Brief. Quote every line as written. Omit pictures.

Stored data
++++++++++++++++++++
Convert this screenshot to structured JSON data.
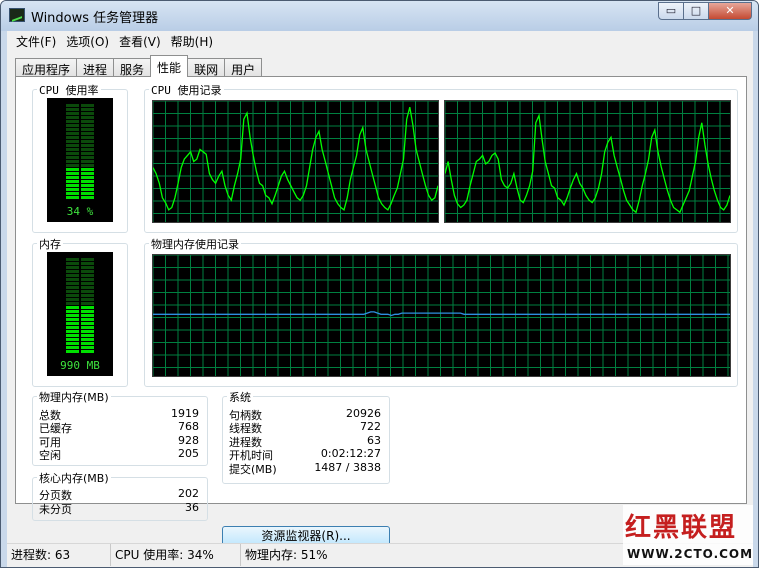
{
  "window": {
    "title": "Windows 任务管理器",
    "minimize_glyph": "▭",
    "maximize_glyph": "□",
    "close_glyph": "✕"
  },
  "menu": [
    "文件(F)",
    "选项(O)",
    "查看(V)",
    "帮助(H)"
  ],
  "tabs": [
    {
      "label": "应用程序"
    },
    {
      "label": "进程"
    },
    {
      "label": "服务"
    },
    {
      "label": "性能",
      "active": true
    },
    {
      "label": "联网"
    },
    {
      "label": "用户"
    }
  ],
  "cpu_usage": {
    "label": "CPU 使用率",
    "value_text": "34 %",
    "percent": 34
  },
  "cpu_history": {
    "label": "CPU 使用记录"
  },
  "memory": {
    "label": "内存",
    "value_text": "990 MB",
    "percent": 51
  },
  "memory_history": {
    "label": "物理内存使用记录"
  },
  "physical_memory": {
    "label": "物理内存(MB)",
    "rows": [
      {
        "name": "总数",
        "value": "1919"
      },
      {
        "name": "已缓存",
        "value": "768"
      },
      {
        "name": "可用",
        "value": "928"
      },
      {
        "name": "空闲",
        "value": "205"
      }
    ]
  },
  "kernel_memory": {
    "label": "核心内存(MB)",
    "rows": [
      {
        "name": "分页数",
        "value": "202"
      },
      {
        "name": "未分页",
        "value": "36"
      }
    ]
  },
  "system": {
    "label": "系统",
    "rows": [
      {
        "name": "句柄数",
        "value": "20926"
      },
      {
        "name": "线程数",
        "value": "722"
      },
      {
        "name": "进程数",
        "value": "63"
      },
      {
        "name": "开机时间",
        "value": "0:02:12:27"
      },
      {
        "name": "提交(MB)",
        "value": "1487 / 3838"
      }
    ]
  },
  "resource_monitor_button": "资源监视器(R)...",
  "status": {
    "processes": "进程数: 63",
    "cpu": "CPU 使用率: 34%",
    "memory": "物理内存: 51%"
  },
  "watermark": {
    "title": "红黑联盟",
    "url": "WWW.2CTO.COM"
  },
  "colors": {
    "grid": "#008040",
    "cpu_line": "#00ff00",
    "mem_line": "#2e8fe0",
    "meter_on": "#00e000",
    "meter_off": "#0b4a0b"
  },
  "series": {
    "cpu_core_1": [
      45,
      40,
      32,
      20,
      16,
      10,
      12,
      20,
      32,
      45,
      52,
      55,
      58,
      50,
      52,
      60,
      58,
      56,
      40,
      35,
      32,
      38,
      42,
      30,
      22,
      18,
      30,
      40,
      52,
      85,
      90,
      70,
      55,
      42,
      32,
      30,
      22,
      20,
      15,
      22,
      30,
      38,
      42,
      35,
      30,
      25,
      20,
      18,
      22,
      30,
      45,
      60,
      70,
      75,
      60,
      50,
      40,
      30,
      20,
      15,
      12,
      10,
      20,
      35,
      45,
      55,
      72,
      78,
      60,
      50,
      40,
      30,
      20,
      15,
      12,
      10,
      15,
      22,
      28,
      40,
      52,
      85,
      95,
      80,
      60,
      50,
      40,
      30,
      22,
      18,
      20,
      30
    ],
    "cpu_core_2": [
      40,
      50,
      35,
      22,
      15,
      12,
      14,
      18,
      30,
      40,
      50,
      52,
      55,
      48,
      50,
      55,
      57,
      52,
      35,
      30,
      28,
      32,
      40,
      28,
      18,
      16,
      22,
      30,
      42,
      82,
      88,
      68,
      50,
      40,
      30,
      28,
      20,
      18,
      14,
      20,
      28,
      35,
      40,
      32,
      28,
      22,
      18,
      16,
      20,
      28,
      40,
      58,
      66,
      70,
      55,
      45,
      36,
      26,
      18,
      14,
      10,
      8,
      18,
      30,
      40,
      52,
      70,
      76,
      58,
      46,
      36,
      26,
      18,
      12,
      10,
      8,
      14,
      20,
      26,
      38,
      50,
      70,
      82,
      64,
      48,
      36,
      26,
      18,
      12,
      10,
      14,
      22
    ],
    "memory_history": [
      51,
      51,
      51,
      51,
      51,
      51,
      51,
      51,
      51,
      51,
      51,
      51,
      51,
      51,
      51,
      51,
      51,
      51,
      51,
      51,
      51,
      51,
      51,
      51,
      51,
      51,
      51,
      51,
      51,
      51,
      51,
      51,
      51,
      51,
      51,
      51,
      51,
      51,
      51,
      51,
      51,
      51,
      51,
      51,
      51,
      51,
      51,
      51,
      51,
      51,
      51,
      51,
      51,
      51,
      51,
      51,
      51,
      51,
      51,
      51,
      51,
      51,
      52,
      53,
      53,
      52,
      51,
      51,
      51,
      50,
      51,
      51,
      52,
      52,
      52,
      52,
      52,
      52,
      52,
      52,
      52,
      52,
      52,
      52,
      52,
      52,
      52,
      52,
      52,
      52,
      51,
      51,
      51,
      51,
      51,
      51,
      51,
      51,
      51,
      51,
      51,
      51,
      51,
      51,
      51,
      51,
      51,
      51,
      51,
      51,
      51,
      51,
      51,
      51,
      51,
      51,
      51,
      51,
      51,
      51,
      51,
      51,
      51,
      51,
      51,
      51,
      51,
      51,
      51,
      51,
      51,
      51,
      51,
      51,
      51,
      51,
      51,
      51,
      51,
      51,
      51,
      51,
      51,
      51,
      51,
      51,
      51,
      51,
      51,
      51,
      51,
      51,
      51,
      51,
      51,
      51,
      51,
      51,
      51,
      51,
      51,
      51,
      51,
      51,
      51,
      51,
      51,
      51
    ]
  }
}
++++++++++++++++++++
Reply.
Convert this screenshot to structured JSON data.
{
  "window": {
    "title": "Windows 任务管理器",
    "minimize_glyph": "▭",
    "maximize_glyph": "□",
    "close_glyph": "✕"
  },
  "menu": [
    "文件(F)",
    "选项(O)",
    "查看(V)",
    "帮助(H)"
  ],
  "tabs": [
    {
      "label": "应用程序"
    },
    {
      "label": "进程"
    },
    {
      "label": "服务"
    },
    {
      "label": "性能",
      "active": true
    },
    {
      "label": "联网"
    },
    {
      "label": "用户"
    }
  ],
  "cpu_usage": {
    "label": "CPU 使用率",
    "value_text": "34 %",
    "percent": 34
  },
  "cpu_history": {
    "label": "CPU 使用记录"
  },
  "memory": {
    "label": "内存",
    "value_text": "990 MB",
    "percent": 51
  },
  "memory_history": {
    "label": "物理内存使用记录"
  },
  "physical_memory": {
    "label": "物理内存(MB)",
    "rows": [
      {
        "name": "总数",
        "value": "1919"
      },
      {
        "name": "已缓存",
        "value": "768"
      },
      {
        "name": "可用",
        "value": "928"
      },
      {
        "name": "空闲",
        "value": "205"
      }
    ]
  },
  "kernel_memory": {
    "label": "核心内存(MB)",
    "rows": [
      {
        "name": "分页数",
        "value": "202"
      },
      {
        "name": "未分页",
        "value": "36"
      }
    ]
  },
  "system": {
    "label": "系统",
    "rows": [
      {
        "name": "句柄数",
        "value": "20926"
      },
      {
        "name": "线程数",
        "value": "722"
      },
      {
        "name": "进程数",
        "value": "63"
      },
      {
        "name": "开机时间",
        "value": "0:02:12:27"
      },
      {
        "name": "提交(MB)",
        "value": "1487 / 3838"
      }
    ]
  },
  "resource_monitor_button": "资源监视器(R)...",
  "status": {
    "processes": "进程数: 63",
    "cpu": "CPU 使用率: 34%",
    "memory": "物理内存: 51%"
  },
  "watermark": {
    "title": "红黑联盟",
    "url": "WWW.2CTO.COM"
  },
  "colors": {
    "grid": "#008040",
    "cpu_line": "#00ff00",
    "mem_line": "#2e8fe0",
    "meter_on": "#00e000",
    "meter_off": "#0b4a0b"
  },
  "series": {
    "cpu_core_1": [
      45,
      40,
      32,
      20,
      16,
      10,
      12,
      20,
      32,
      45,
      52,
      55,
      58,
      50,
      52,
      60,
      58,
      56,
      40,
      35,
      32,
      38,
      42,
      30,
      22,
      18,
      30,
      40,
      52,
      85,
      90,
      70,
      55,
      42,
      32,
      30,
      22,
      20,
      15,
      22,
      30,
      38,
      42,
      35,
      30,
      25,
      20,
      18,
      22,
      30,
      45,
      60,
      70,
      75,
      60,
      50,
      40,
      30,
      20,
      15,
      12,
      10,
      20,
      35,
      45,
      55,
      72,
      78,
      60,
      50,
      40,
      30,
      20,
      15,
      12,
      10,
      15,
      22,
      28,
      40,
      52,
      85,
      95,
      80,
      60,
      50,
      40,
      30,
      22,
      18,
      20,
      30
    ],
    "cpu_core_2": [
      40,
      50,
      35,
      22,
      15,
      12,
      14,
      18,
      30,
      40,
      50,
      52,
      55,
      48,
      50,
      55,
      57,
      52,
      35,
      30,
      28,
      32,
      40,
      28,
      18,
      16,
      22,
      30,
      42,
      82,
      88,
      68,
      50,
      40,
      30,
      28,
      20,
      18,
      14,
      20,
      28,
      35,
      40,
      32,
      28,
      22,
      18,
      16,
      20,
      28,
      40,
      58,
      66,
      70,
      55,
      45,
      36,
      26,
      18,
      14,
      10,
      8,
      18,
      30,
      40,
      52,
      70,
      76,
      58,
      46,
      36,
      26,
      18,
      12,
      10,
      8,
      14,
      20,
      26,
      38,
      50,
      70,
      82,
      64,
      48,
      36,
      26,
      18,
      12,
      10,
      14,
      22
    ],
    "memory_history": [
      51,
      51,
      51,
      51,
      51,
      51,
      51,
      51,
      51,
      51,
      51,
      51,
      51,
      51,
      51,
      51,
      51,
      51,
      51,
      51,
      51,
      51,
      51,
      51,
      51,
      51,
      51,
      51,
      51,
      51,
      51,
      51,
      51,
      51,
      51,
      51,
      51,
      51,
      51,
      51,
      51,
      51,
      51,
      51,
      51,
      51,
      51,
      51,
      51,
      51,
      51,
      51,
      51,
      51,
      51,
      51,
      51,
      51,
      51,
      51,
      51,
      51,
      52,
      53,
      53,
      52,
      51,
      51,
      51,
      50,
      51,
      51,
      52,
      52,
      52,
      52,
      52,
      52,
      52,
      52,
      52,
      52,
      52,
      52,
      52,
      52,
      52,
      52,
      52,
      52,
      51,
      51,
      51,
      51,
      51,
      51,
      51,
      51,
      51,
      51,
      51,
      51,
      51,
      51,
      51,
      51,
      51,
      51,
      51,
      51,
      51,
      51,
      51,
      51,
      51,
      51,
      51,
      51,
      51,
      51,
      51,
      51,
      51,
      51,
      51,
      51,
      51,
      51,
      51,
      51,
      51,
      51,
      51,
      51,
      51,
      51,
      51,
      51,
      51,
      51,
      51,
      51,
      51,
      51,
      51,
      51,
      51,
      51,
      51,
      51,
      51,
      51,
      51,
      51,
      51,
      51,
      51,
      51,
      51,
      51,
      51,
      51,
      51,
      51,
      51,
      51,
      51,
      51
    ]
  }
}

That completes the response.